_What the task requires:_
Copy everything in the data below exactly except the pictures.

· · · ·

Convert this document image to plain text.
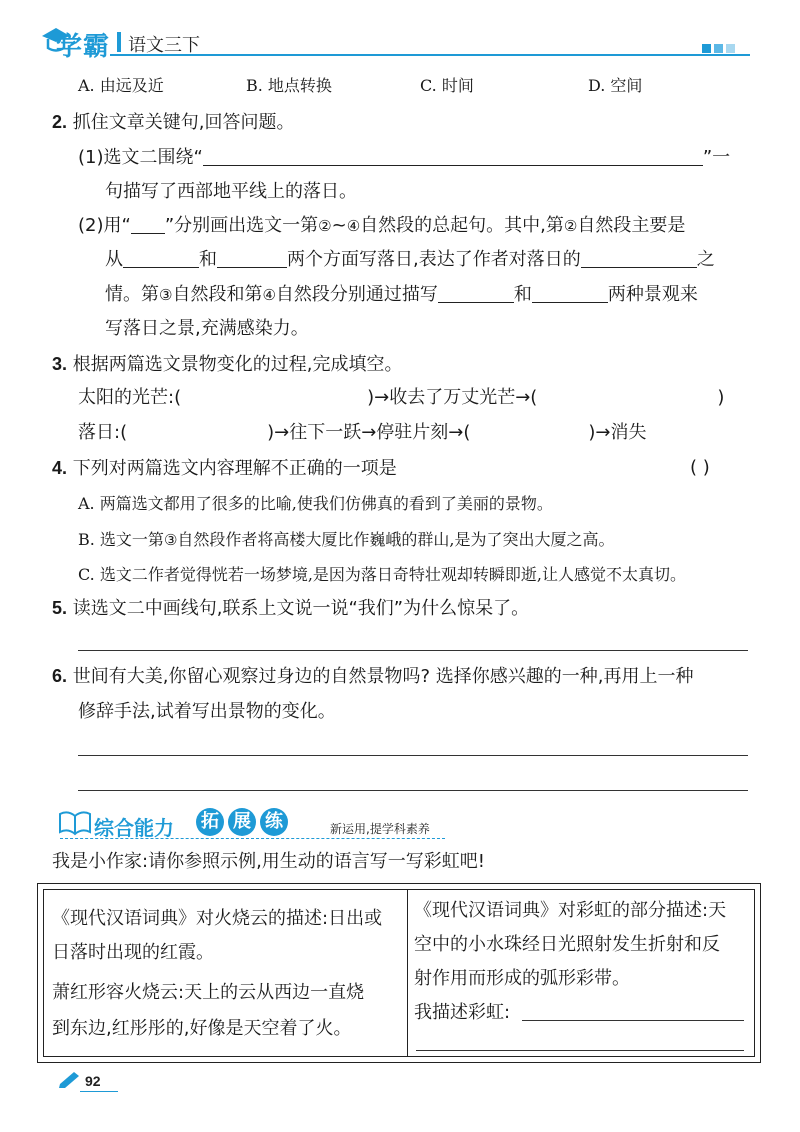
学霸 语文三下
A. 由远及近	B. 地点转换	C. 时间	D. 空间
2. 抓住文章关键句,回答问题。
(1)选文二围绕“	”一
句描写了西部地平线上的落日。
(2)用“ ”分别画出选文一第②~④自然段的总起句。其中,第②自然段主要是
从	和	两个方面写落日,表达了作者对落日的	之
情。第③自然段和第④自然段分别通过描写	和	两种景观来
写落日之景,充满感染力。
3. 根据两篇选文景物变化的过程,完成填空。
太阳的光芒:(	)→收去了万丈光芒→(	)
落日:(	)→往下一跃→停驻片刻→(	)→消失
4. 下列对两篇选文内容理解不正确的一项是	( )
A. 两篇选文都用了很多的比喻,使我们仿佛真的看到了美丽的景物。
B. 选文一第③自然段作者将高楼大厦比作巍峨的群山,是为了突出大厦之高。
C. 选文二作者觉得恍若一场梦境,是因为落日奇特壮观却转瞬即逝,让人感觉不太真切。
5. 读选文二中画线句,联系上文说一说“我们”为什么惊呆了。
6. 世间有大美,你留心观察过身边的自然景物吗? 选择你感兴趣的一种,再用上一种
修辞手法,试着写出景物的变化。
综合能力 拓 展 练	新运用,提学科素养
我是小作家:请你参照示例,用生动的语言写一写彩虹吧!
《现代汉语词典》对火烧云的描述:日出或
日落时出现的红霞。
萧红形容火烧云:天上的云从西边一直烧
到东边,红彤彤的,好像是天空着了火。
《现代汉语词典》对彩虹的部分描述:天
空中的小水珠经日光照射发生折射和反
射作用而形成的弧形彩带。
我描述彩虹:
92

· · · ·

_Response for this exercise:_
Convert this document image to plain text.
学霸 语文三下
A. 由远及近	B. 地点转换	C. 时间	D. 空间
2. 抓住文章关键句,回答问题。
(1)选文二围绕“	”一
句描写了西部地平线上的落日。
(2)用“ ”分别画出选文一第②~④自然段的总起句。其中,第②自然段主要是
从	和	两个方面写落日,表达了作者对落日的	之
情。第③自然段和第④自然段分别通过描写	和	两种景观来
写落日之景,充满感染力。
3. 根据两篇选文景物变化的过程,完成填空。
太阳的光芒:(	)→收去了万丈光芒→(	)
落日:(	)→往下一跃→停驻片刻→(	)→消失
4. 下列对两篇选文内容理解不正确的一项是	( )
A. 两篇选文都用了很多的比喻,使我们仿佛真的看到了美丽的景物。
B. 选文一第③自然段作者将高楼大厦比作巍峨的群山,是为了突出大厦之高。
C. 选文二作者觉得恍若一场梦境,是因为落日奇特壮观却转瞬即逝,让人感觉不太真切。
5. 读选文二中画线句,联系上文说一说“我们”为什么惊呆了。
6. 世间有大美,你留心观察过身边的自然景物吗? 选择你感兴趣的一种,再用上一种
修辞手法,试着写出景物的变化。
综合能力 拓 展 练	新运用,提学科素养
我是小作家:请你参照示例,用生动的语言写一写彩虹吧!
《现代汉语词典》对火烧云的描述:日出或
日落时出现的红霞。
萧红形容火烧云:天上的云从西边一直烧
到东边,红彤彤的,好像是天空着了火。
《现代汉语词典》对彩虹的部分描述:天
空中的小水珠经日光照射发生折射和反
射作用而形成的弧形彩带。
我描述彩虹:
92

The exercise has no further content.